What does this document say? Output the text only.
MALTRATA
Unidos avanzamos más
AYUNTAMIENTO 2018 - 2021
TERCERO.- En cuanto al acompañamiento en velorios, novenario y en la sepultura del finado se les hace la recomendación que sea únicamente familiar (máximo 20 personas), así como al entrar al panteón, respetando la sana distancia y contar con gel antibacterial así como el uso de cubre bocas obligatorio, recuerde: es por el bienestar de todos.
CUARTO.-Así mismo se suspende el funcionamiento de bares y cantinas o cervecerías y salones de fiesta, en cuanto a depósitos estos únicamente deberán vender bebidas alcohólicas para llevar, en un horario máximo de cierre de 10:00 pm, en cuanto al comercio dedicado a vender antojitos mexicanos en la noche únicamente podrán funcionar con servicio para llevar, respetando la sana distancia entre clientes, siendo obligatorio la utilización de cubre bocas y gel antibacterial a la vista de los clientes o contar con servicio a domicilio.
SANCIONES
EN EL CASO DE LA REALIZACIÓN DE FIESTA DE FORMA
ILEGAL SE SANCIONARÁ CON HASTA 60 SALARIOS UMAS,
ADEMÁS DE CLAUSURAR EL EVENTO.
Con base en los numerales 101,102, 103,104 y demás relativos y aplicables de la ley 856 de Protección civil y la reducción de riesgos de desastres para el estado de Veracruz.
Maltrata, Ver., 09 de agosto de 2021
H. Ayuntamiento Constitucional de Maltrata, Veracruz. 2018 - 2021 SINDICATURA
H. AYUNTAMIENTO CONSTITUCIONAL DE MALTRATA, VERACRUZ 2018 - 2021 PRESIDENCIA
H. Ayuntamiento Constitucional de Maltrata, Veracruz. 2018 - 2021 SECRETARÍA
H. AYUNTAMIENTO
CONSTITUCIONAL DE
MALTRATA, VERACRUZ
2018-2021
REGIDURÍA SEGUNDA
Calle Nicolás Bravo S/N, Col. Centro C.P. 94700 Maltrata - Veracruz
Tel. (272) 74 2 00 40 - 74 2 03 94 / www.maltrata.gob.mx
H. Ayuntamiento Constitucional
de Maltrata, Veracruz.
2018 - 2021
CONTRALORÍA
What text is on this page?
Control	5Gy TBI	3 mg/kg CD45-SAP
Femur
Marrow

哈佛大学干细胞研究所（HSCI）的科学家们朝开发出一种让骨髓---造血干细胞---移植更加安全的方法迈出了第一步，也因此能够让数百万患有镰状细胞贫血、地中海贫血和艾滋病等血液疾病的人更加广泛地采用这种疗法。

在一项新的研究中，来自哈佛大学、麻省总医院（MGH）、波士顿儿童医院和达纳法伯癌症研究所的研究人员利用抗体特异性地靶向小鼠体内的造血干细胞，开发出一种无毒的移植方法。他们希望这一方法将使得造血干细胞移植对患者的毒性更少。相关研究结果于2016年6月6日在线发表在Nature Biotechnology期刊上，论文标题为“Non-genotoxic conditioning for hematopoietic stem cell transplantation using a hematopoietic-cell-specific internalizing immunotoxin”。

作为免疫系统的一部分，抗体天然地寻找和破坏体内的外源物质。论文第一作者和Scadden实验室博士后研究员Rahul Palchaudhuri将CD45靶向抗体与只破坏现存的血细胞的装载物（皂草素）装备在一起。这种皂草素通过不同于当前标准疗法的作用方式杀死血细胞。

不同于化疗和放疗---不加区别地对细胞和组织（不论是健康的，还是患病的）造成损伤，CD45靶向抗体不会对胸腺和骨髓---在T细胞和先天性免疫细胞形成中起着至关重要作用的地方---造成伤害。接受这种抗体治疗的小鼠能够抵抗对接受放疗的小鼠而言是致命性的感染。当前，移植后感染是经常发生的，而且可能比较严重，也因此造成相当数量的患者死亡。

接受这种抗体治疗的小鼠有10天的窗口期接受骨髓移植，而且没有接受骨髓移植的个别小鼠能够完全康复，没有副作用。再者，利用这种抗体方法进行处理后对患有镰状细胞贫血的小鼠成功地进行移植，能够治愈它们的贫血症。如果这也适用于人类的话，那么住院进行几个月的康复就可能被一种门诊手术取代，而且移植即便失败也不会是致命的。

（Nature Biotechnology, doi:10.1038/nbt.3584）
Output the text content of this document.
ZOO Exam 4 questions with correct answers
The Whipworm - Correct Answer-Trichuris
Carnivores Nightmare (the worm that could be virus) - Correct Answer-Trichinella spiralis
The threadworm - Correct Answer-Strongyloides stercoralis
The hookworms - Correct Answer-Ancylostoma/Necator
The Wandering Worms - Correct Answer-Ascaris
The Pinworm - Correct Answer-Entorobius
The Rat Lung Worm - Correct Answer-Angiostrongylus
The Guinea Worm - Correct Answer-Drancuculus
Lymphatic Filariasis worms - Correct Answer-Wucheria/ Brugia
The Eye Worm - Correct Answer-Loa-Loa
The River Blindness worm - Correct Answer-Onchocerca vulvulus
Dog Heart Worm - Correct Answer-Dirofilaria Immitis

**EXERCISE BRIEF**
As the exercise requires, copy out the data shown above word for word.

**SOLVED PROBLEM**
What does this document say? Output the text only.
MALTRATA
Unidos avanzamos más
AYUNTAMIENTO 2018 - 2021
TERCERO.- En cuanto al acompañamiento en velorios, novenario y en la sepultura del finado se les hace la recomendación que sea únicamente familiar (máximo 20 personas), así como al entrar al panteón, respetando la sana distancia y contar con gel antibacterial así como el uso de cubre bocas obligatorio, recuerde: es por el bienestar de todos.
CUARTO.-Así mismo se suspende el funcionamiento de bares y cantinas o cervecerías y salones de fiesta, en cuanto a depósitos estos únicamente deberán vender bebidas alcohólicas para llevar, en un horario máximo de cierre de 10:00 pm, en cuanto al comercio dedicado a vender antojitos mexicanos en la noche únicamente podrán funcionar con servicio para llevar, respetando la sana distancia entre clientes, siendo obligatorio la utilización de cubre bocas y gel antibacterial a la vista de los clientes o contar con servicio a domicilio.
SANCIONES
EN EL CASO DE LA REALIZACIÓN DE FIESTA DE FORMA
ILEGAL SE SANCIONARÁ CON HASTA 60 SALARIOS UMAS,
ADEMÁS DE CLAUSURAR EL EVENTO.
Con base en los numerales 101,102, 103,104 y demás relativos y aplicables de la ley 856 de Protección civil y la reducción de riesgos de desastres para el estado de Veracruz.
Maltrata, Ver., 09 de agosto de 2021
H. Ayuntamiento Constitucional de Maltrata, Veracruz. 2018 - 2021 SINDICATURA
H. AYUNTAMIENTO CONSTITUCIONAL DE MALTRATA, VERACRUZ 2018 - 2021 PRESIDENCIA
H. Ayuntamiento Constitucional de Maltrata, Veracruz. 2018 - 2021 SECRETARÍA
H. AYUNTAMIENTO
CONSTITUCIONAL DE
MALTRATA, VERACRUZ
2018-2021
REGIDURÍA SEGUNDA
Calle Nicolás Bravo S/N, Col. Centro C.P. 94700 Maltrata - Veracruz
Tel. (272) 74 2 00 40 - 74 2 03 94 / www.maltrata.gob.mx
H. Ayuntamiento Constitucional
de Maltrata, Veracruz.
2018 - 2021
CONTRALORÍA
What text is on this page?
Control	5Gy TBI	3 mg/kg CD45-SAP
Femur
Marrow

哈佛大学干细胞研究所（HSCI）的科学家们朝开发出一种让骨髓---造血干细胞---移植更加安全的方法迈出了第一步，也因此能够让数百万患有镰状细胞贫血、地中海贫血和艾滋病等血液疾病的人更加广泛地采用这种疗法。

在一项新的研究中，来自哈佛大学、麻省总医院（MGH）、波士顿儿童医院和达纳法伯癌症研究所的研究人员利用抗体特异性地靶向小鼠体内的造血干细胞，开发出一种无毒的移植方法。他们希望这一方法将使得造血干细胞移植对患者的毒性更少。相关研究结果于2016年6月6日在线发表在Nature Biotechnology期刊上，论文标题为“Non-genotoxic conditioning for hematopoietic stem cell transplantation using a hematopoietic-cell-specific internalizing immunotoxin”。

作为免疫系统的一部分，抗体天然地寻找和破坏体内的外源物质。论文第一作者和Scadden实验室博士后研究员Rahul Palchaudhuri将CD45靶向抗体与只破坏现存的血细胞的装载物（皂草素）装备在一起。这种皂草素通过不同于当前标准疗法的作用方式杀死血细胞。

不同于化疗和放疗---不加区别地对细胞和组织（不论是健康的，还是患病的）造成损伤，CD45靶向抗体不会对胸腺和骨髓---在T细胞和先天性免疫细胞形成中起着至关重要作用的地方---造成伤害。接受这种抗体治疗的小鼠能够抵抗对接受放疗的小鼠而言是致命性的感染。当前，移植后感染是经常发生的，而且可能比较严重，也因此造成相当数量的患者死亡。

接受这种抗体治疗的小鼠有10天的窗口期接受骨髓移植，而且没有接受骨髓移植的个别小鼠能够完全康复，没有副作用。再者，利用这种抗体方法进行处理后对患有镰状细胞贫血的小鼠成功地进行移植，能够治愈它们的贫血症。如果这也适用于人类的话，那么住院进行几个月的康复就可能被一种门诊手术取代，而且移植即便失败也不会是致命的。

（Nature Biotechnology, doi:10.1038/nbt.3584）
Output the text content of this document.
ZOO Exam 4 questions with correct answers
The Whipworm - Correct Answer-Trichuris
Carnivores Nightmare (the worm that could be virus) - Correct Answer-Trichinella spiralis
The threadworm - Correct Answer-Strongyloides stercoralis
The hookworms - Correct Answer-Ancylostoma/Necator
The Wandering Worms - Correct Answer-Ascaris
The Pinworm - Correct Answer-Entorobius
The Rat Lung Worm - Correct Answer-Angiostrongylus
The Guinea Worm - Correct Answer-Drancuculus
Lymphatic Filariasis worms - Correct Answer-Wucheria/ Brugia
The Eye Worm - Correct Answer-Loa-Loa
The River Blindness worm - Correct Answer-Onchocerca vulvulus
Dog Heart Worm - Correct Answer-Dirofilaria Immitis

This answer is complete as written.